• Work to be completed: Reproduce the full listing that appears beneath this instruction exactly.

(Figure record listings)
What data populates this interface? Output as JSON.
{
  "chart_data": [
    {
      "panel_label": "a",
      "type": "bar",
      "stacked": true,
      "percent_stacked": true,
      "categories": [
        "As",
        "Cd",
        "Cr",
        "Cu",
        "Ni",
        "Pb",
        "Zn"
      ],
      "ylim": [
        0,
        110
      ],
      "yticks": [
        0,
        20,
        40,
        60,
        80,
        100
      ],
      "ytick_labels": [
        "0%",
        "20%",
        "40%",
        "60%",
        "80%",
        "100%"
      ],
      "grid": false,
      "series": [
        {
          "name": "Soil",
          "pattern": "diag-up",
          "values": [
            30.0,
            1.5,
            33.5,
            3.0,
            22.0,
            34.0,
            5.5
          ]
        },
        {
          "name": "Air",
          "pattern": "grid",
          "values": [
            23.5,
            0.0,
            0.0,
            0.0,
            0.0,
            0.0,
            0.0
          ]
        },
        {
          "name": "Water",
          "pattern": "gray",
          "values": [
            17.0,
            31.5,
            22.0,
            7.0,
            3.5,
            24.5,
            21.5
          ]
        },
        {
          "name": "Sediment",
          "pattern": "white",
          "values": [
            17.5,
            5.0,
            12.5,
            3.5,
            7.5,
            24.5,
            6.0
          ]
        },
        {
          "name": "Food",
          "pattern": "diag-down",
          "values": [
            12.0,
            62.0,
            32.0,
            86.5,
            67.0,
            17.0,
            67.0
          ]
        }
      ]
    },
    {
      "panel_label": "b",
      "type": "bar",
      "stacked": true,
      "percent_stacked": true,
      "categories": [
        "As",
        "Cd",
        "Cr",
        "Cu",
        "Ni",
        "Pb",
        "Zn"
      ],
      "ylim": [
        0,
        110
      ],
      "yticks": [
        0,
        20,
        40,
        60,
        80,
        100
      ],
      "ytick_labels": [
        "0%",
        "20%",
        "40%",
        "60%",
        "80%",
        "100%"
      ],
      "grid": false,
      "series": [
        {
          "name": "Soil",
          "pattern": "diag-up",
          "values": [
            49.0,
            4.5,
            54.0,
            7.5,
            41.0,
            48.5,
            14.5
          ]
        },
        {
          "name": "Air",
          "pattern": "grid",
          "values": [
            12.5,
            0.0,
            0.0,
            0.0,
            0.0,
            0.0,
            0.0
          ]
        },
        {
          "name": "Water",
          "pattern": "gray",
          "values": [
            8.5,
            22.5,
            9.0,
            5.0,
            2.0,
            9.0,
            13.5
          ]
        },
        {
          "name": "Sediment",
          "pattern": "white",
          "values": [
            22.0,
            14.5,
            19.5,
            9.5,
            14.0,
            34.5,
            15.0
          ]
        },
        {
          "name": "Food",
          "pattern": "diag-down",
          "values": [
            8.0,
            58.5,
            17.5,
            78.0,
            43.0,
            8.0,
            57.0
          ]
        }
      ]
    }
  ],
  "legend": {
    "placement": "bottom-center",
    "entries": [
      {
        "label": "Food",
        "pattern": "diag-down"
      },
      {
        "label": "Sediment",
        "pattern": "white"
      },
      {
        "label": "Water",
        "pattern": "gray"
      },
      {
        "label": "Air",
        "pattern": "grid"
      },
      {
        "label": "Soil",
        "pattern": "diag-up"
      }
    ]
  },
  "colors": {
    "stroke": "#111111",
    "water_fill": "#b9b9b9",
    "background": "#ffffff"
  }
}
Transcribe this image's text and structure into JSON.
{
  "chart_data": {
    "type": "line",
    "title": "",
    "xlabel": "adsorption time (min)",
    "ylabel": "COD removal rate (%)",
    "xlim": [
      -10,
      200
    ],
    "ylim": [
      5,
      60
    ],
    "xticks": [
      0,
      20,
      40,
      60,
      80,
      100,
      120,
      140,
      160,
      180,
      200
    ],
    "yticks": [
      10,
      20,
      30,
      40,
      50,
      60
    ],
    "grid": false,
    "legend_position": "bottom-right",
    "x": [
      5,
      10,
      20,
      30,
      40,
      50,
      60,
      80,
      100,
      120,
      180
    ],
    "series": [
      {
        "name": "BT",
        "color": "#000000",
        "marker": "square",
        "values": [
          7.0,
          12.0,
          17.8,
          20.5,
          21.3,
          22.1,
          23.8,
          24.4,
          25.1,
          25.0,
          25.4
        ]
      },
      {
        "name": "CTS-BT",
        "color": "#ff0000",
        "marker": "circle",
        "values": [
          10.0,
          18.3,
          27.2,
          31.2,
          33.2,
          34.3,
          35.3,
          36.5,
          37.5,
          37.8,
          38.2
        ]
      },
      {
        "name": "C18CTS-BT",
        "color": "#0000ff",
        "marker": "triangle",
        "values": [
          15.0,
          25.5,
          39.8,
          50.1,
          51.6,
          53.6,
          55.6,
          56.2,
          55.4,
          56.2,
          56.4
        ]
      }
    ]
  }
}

• Problem solution:
What data populates this interface? Output as JSON.
{
  "chart_data": [
    {
      "panel_label": "a",
      "type": "bar",
      "stacked": true,
      "percent_stacked": true,
      "categories": [
        "As",
        "Cd",
        "Cr",
        "Cu",
        "Ni",
        "Pb",
        "Zn"
      ],
      "ylim": [
        0,
        110
      ],
      "yticks": [
        0,
        20,
        40,
        60,
        80,
        100
      ],
      "ytick_labels": [
        "0%",
        "20%",
        "40%",
        "60%",
        "80%",
        "100%"
      ],
      "grid": false,
      "series": [
        {
          "name": "Soil",
          "pattern": "diag-up",
          "values": [
            30.0,
            1.5,
            33.5,
            3.0,
            22.0,
            34.0,
            5.5
          ]
        },
        {
          "name": "Air",
          "pattern": "grid",
          "values": [
            23.5,
            0.0,
            0.0,
            0.0,
            0.0,
            0.0,
            0.0
          ]
        },
        {
          "name": "Water",
          "pattern": "gray",
          "values": [
            17.0,
            31.5,
            22.0,
            7.0,
            3.5,
            24.5,
            21.5
          ]
        },
        {
          "name": "Sediment",
          "pattern": "white",
          "values": [
            17.5,
            5.0,
            12.5,
            3.5,
            7.5,
            24.5,
            6.0
          ]
        },
        {
          "name": "Food",
          "pattern": "diag-down",
          "values": [
            12.0,
            62.0,
            32.0,
            86.5,
            67.0,
            17.0,
            67.0
          ]
        }
      ]
    },
    {
      "panel_label": "b",
      "type": "bar",
      "stacked": true,
      "percent_stacked": true,
      "categories": [
        "As",
        "Cd",
        "Cr",
        "Cu",
        "Ni",
        "Pb",
        "Zn"
      ],
      "ylim": [
        0,
        110
      ],
      "yticks": [
        0,
        20,
        40,
        60,
        80,
        100
      ],
      "ytick_labels": [
        "0%",
        "20%",
        "40%",
        "60%",
        "80%",
        "100%"
      ],
      "grid": false,
      "series": [
        {
          "name": "Soil",
          "pattern": "diag-up",
          "values": [
            49.0,
            4.5,
            54.0,
            7.5,
            41.0,
            48.5,
            14.5
          ]
        },
        {
          "name": "Air",
          "pattern": "grid",
          "values": [
            12.5,
            0.0,
            0.0,
            0.0,
            0.0,
            0.0,
            0.0
          ]
        },
        {
          "name": "Water",
          "pattern": "gray",
          "values": [
            8.5,
            22.5,
            9.0,
            5.0,
            2.0,
            9.0,
            13.5
          ]
        },
        {
          "name": "Sediment",
          "pattern": "white",
          "values": [
            22.0,
            14.5,
            19.5,
            9.5,
            14.0,
            34.5,
            15.0
          ]
        },
        {
          "name": "Food",
          "pattern": "diag-down",
          "values": [
            8.0,
            58.5,
            17.5,
            78.0,
            43.0,
            8.0,
            57.0
          ]
        }
      ]
    }
  ],
  "legend": {
    "placement": "bottom-center",
    "entries": [
      {
        "label": "Food",
        "pattern": "diag-down"
      },
      {
        "label": "Sediment",
        "pattern": "white"
      },
      {
        "label": "Water",
        "pattern": "gray"
      },
      {
        "label": "Air",
        "pattern": "grid"
      },
      {
        "label": "Soil",
        "pattern": "diag-up"
      }
    ]
  },
  "colors": {
    "stroke": "#111111",
    "water_fill": "#b9b9b9",
    "background": "#ffffff"
  }
}
Transcribe this image's text and structure into JSON.
{
  "chart_data": {
    "type": "line",
    "title": "",
    "xlabel": "adsorption time (min)",
    "ylabel": "COD removal rate (%)",
    "xlim": [
      -10,
      200
    ],
    "ylim": [
      5,
      60
    ],
    "xticks": [
      0,
      20,
      40,
      60,
      80,
      100,
      120,
      140,
      160,
      180,
      200
    ],
    "yticks": [
      10,
      20,
      30,
      40,
      50,
      60
    ],
    "grid": false,
    "legend_position": "bottom-right",
    "x": [
      5,
      10,
      20,
      30,
      40,
      50,
      60,
      80,
      100,
      120,
      180
    ],
    "series": [
      {
        "name": "BT",
        "color": "#000000",
        "marker": "square",
        "values": [
          7.0,
          12.0,
          17.8,
          20.5,
          21.3,
          22.1,
          23.8,
          24.4,
          25.1,
          25.0,
          25.4
        ]
      },
      {
        "name": "CTS-BT",
        "color": "#ff0000",
        "marker": "circle",
        "values": [
          10.0,
          18.3,
          27.2,
          31.2,
          33.2,
          34.3,
          35.3,
          36.5,
          37.5,
          37.8,
          38.2
        ]
      },
      {
        "name": "C18CTS-BT",
        "color": "#0000ff",
        "marker": "triangle",
        "values": [
          15.0,
          25.5,
          39.8,
          50.1,
          51.6,
          53.6,
          55.6,
          56.2,
          55.4,
          56.2,
          56.4
        ]
      }
    ]
  }
}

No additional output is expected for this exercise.